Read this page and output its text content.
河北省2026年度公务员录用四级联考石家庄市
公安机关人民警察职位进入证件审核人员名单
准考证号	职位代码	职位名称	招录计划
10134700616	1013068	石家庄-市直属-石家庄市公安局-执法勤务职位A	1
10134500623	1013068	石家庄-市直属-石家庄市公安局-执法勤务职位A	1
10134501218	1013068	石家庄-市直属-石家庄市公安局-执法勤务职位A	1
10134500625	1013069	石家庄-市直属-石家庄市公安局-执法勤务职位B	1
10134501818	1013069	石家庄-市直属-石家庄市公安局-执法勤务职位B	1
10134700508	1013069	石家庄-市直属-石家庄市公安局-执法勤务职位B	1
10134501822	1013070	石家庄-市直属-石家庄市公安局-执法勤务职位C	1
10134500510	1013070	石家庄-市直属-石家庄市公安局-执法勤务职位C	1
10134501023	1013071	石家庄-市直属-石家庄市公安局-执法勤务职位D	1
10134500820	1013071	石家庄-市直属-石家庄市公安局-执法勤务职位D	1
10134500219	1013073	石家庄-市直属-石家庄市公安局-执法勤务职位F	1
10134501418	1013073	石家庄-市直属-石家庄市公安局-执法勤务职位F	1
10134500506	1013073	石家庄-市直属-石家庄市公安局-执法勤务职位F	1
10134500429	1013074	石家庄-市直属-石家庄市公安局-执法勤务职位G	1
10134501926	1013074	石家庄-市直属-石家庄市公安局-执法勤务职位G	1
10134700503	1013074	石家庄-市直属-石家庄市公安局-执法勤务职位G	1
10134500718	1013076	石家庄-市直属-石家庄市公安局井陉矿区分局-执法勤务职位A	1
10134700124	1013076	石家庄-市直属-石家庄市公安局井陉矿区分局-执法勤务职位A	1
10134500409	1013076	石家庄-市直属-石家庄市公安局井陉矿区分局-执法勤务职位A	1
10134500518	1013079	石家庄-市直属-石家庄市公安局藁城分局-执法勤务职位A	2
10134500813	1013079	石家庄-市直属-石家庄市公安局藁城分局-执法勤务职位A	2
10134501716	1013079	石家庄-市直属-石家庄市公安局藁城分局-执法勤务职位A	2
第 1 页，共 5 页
****
_DIRECTION_:
Return the material in full, exactly as shown.

_FINISHED ANSWER_:
Read this page and output its text content.
河北省2026年度公务员录用四级联考石家庄市
公安机关人民警察职位进入证件审核人员名单
准考证号	职位代码	职位名称	招录计划
10134700616	1013068	石家庄-市直属-石家庄市公安局-执法勤务职位A	1
10134500623	1013068	石家庄-市直属-石家庄市公安局-执法勤务职位A	1
10134501218	1013068	石家庄-市直属-石家庄市公安局-执法勤务职位A	1
10134500625	1013069	石家庄-市直属-石家庄市公安局-执法勤务职位B	1
10134501818	1013069	石家庄-市直属-石家庄市公安局-执法勤务职位B	1
10134700508	1013069	石家庄-市直属-石家庄市公安局-执法勤务职位B	1
10134501822	1013070	石家庄-市直属-石家庄市公安局-执法勤务职位C	1
10134500510	1013070	石家庄-市直属-石家庄市公安局-执法勤务职位C	1
10134501023	1013071	石家庄-市直属-石家庄市公安局-执法勤务职位D	1
10134500820	1013071	石家庄-市直属-石家庄市公安局-执法勤务职位D	1
10134500219	1013073	石家庄-市直属-石家庄市公安局-执法勤务职位F	1
10134501418	1013073	石家庄-市直属-石家庄市公安局-执法勤务职位F	1
10134500506	1013073	石家庄-市直属-石家庄市公安局-执法勤务职位F	1
10134500429	1013074	石家庄-市直属-石家庄市公安局-执法勤务职位G	1
10134501926	1013074	石家庄-市直属-石家庄市公安局-执法勤务职位G	1
10134700503	1013074	石家庄-市直属-石家庄市公安局-执法勤务职位G	1
10134500718	1013076	石家庄-市直属-石家庄市公安局井陉矿区分局-执法勤务职位A	1
10134700124	1013076	石家庄-市直属-石家庄市公安局井陉矿区分局-执法勤务职位A	1
10134500409	1013076	石家庄-市直属-石家庄市公安局井陉矿区分局-执法勤务职位A	1
10134500518	1013079	石家庄-市直属-石家庄市公安局藁城分局-执法勤务职位A	2
10134500813	1013079	石家庄-市直属-石家庄市公安局藁城分局-执法勤务职位A	2
10134501716	1013079	石家庄-市直属-石家庄市公安局藁城分局-执法勤务职位A	2
第 1 页，共 5 页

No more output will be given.